• **Given request**
Show all lines from the data that include the word "сроки".

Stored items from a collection

== == ==

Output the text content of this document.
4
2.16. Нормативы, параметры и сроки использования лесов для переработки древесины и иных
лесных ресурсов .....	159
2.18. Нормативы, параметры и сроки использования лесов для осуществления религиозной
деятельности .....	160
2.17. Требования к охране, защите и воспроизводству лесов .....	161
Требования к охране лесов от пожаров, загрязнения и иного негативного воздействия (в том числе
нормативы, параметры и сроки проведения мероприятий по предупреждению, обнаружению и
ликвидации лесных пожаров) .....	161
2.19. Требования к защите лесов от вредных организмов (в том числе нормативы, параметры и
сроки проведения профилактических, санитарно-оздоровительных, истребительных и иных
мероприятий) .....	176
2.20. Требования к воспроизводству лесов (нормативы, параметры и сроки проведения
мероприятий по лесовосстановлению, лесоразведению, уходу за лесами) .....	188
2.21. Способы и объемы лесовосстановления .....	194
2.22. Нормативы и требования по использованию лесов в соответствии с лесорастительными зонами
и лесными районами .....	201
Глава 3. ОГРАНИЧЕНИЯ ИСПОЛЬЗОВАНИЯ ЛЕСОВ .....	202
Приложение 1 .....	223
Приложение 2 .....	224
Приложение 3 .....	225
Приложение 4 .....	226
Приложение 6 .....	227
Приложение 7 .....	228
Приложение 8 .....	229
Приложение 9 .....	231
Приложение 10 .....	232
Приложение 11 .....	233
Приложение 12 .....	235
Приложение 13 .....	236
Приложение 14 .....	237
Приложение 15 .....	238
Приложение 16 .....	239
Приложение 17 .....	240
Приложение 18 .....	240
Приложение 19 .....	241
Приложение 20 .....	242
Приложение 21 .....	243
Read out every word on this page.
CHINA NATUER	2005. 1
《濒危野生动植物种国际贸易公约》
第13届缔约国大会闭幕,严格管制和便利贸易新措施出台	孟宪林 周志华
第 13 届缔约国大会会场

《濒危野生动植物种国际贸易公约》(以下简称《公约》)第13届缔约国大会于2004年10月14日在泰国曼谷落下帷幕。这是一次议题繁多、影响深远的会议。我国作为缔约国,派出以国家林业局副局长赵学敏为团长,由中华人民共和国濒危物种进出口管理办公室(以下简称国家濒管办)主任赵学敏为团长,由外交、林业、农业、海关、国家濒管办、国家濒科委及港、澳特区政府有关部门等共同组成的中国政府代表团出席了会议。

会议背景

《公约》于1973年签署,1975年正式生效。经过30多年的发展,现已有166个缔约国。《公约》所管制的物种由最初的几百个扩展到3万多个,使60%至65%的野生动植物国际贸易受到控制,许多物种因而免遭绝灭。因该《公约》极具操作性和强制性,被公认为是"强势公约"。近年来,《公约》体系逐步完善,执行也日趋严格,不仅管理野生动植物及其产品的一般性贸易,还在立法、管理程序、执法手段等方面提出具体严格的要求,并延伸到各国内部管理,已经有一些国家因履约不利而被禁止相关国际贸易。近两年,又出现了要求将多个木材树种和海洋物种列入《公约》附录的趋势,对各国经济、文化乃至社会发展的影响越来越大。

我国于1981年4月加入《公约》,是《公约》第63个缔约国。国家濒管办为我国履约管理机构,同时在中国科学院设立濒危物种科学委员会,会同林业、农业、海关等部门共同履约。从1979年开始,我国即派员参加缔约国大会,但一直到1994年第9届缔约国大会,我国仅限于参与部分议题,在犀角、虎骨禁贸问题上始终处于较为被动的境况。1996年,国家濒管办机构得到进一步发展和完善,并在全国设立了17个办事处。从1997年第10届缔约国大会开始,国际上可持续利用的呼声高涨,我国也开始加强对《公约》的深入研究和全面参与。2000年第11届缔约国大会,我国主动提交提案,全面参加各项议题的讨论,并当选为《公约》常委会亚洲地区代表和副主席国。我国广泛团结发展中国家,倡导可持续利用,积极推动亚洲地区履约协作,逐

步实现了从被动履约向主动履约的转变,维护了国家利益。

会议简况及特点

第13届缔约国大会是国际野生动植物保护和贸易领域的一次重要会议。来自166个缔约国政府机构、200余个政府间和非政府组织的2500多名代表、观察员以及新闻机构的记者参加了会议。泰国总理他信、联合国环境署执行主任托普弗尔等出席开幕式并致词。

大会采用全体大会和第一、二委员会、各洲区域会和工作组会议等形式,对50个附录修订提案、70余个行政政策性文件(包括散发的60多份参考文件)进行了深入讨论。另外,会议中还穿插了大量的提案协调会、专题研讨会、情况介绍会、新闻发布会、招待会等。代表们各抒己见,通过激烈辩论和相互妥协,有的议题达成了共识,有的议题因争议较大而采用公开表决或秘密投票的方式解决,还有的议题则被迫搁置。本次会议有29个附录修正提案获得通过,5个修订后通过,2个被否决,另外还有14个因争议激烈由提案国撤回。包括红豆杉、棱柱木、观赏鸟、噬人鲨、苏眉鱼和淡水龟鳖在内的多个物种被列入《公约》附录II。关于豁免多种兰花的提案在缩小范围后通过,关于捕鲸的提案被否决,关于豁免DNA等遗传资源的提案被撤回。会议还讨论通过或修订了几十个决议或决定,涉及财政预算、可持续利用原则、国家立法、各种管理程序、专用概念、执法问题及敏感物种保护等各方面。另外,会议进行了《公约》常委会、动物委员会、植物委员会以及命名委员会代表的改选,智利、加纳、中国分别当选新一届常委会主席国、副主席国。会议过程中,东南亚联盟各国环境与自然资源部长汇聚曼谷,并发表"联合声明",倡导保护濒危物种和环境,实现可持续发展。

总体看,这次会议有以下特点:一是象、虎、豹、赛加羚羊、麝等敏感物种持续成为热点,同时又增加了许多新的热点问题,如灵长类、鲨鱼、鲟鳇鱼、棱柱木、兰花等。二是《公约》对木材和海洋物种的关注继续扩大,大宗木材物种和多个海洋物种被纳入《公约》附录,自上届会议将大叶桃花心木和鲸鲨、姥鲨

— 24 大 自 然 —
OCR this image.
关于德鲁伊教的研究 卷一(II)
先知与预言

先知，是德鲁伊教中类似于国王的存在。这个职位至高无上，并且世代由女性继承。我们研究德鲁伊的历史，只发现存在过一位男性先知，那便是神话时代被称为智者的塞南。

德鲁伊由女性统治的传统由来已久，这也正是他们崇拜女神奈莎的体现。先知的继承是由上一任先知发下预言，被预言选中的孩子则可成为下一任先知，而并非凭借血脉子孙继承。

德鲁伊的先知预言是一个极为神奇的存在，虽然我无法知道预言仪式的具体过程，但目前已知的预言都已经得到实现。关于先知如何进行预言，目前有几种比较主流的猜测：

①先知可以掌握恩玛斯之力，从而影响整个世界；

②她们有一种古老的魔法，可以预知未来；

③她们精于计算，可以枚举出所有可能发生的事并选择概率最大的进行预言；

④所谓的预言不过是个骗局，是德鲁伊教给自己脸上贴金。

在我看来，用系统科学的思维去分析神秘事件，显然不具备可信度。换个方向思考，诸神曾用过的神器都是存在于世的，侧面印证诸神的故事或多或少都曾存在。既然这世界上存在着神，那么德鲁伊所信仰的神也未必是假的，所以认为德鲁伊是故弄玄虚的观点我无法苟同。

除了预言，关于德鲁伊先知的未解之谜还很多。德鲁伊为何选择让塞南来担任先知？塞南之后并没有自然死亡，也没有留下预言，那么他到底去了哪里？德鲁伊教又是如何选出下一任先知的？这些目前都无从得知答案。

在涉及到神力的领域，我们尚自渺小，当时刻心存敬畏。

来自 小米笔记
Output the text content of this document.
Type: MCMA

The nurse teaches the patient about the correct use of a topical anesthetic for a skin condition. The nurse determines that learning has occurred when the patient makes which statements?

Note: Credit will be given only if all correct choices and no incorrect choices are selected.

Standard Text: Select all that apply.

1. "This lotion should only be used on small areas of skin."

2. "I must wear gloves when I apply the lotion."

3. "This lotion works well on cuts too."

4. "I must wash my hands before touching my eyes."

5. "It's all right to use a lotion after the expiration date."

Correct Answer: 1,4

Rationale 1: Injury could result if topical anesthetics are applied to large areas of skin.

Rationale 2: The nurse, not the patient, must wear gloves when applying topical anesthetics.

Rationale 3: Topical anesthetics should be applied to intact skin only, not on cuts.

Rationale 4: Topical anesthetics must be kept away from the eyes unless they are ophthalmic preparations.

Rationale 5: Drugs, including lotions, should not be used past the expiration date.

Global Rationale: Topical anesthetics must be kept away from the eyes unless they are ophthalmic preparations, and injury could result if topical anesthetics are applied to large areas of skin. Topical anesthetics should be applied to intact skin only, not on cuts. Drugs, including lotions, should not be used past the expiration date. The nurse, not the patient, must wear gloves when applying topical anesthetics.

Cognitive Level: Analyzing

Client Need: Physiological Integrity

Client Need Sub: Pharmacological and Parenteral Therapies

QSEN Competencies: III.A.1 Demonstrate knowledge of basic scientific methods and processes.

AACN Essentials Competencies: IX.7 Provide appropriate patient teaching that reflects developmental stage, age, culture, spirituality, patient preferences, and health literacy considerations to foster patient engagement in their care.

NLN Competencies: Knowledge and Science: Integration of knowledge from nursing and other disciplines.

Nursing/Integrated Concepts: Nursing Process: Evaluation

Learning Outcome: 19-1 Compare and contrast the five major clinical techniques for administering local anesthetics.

== == ==

• **Full output**
2.16. Нормативы, параметры и сроки использования лесов для переработки древесины и иных
2.18. Нормативы, параметры и сроки использования лесов для осуществления религиозной
нормативы, параметры и сроки проведения мероприятий по предупреждению, обнаружению и
сроки проведения профилактических, санитарно-оздоровительных, истребительных и иных
2.20. Требования к воспроизводству лесов (нормативы, параметры и сроки проведения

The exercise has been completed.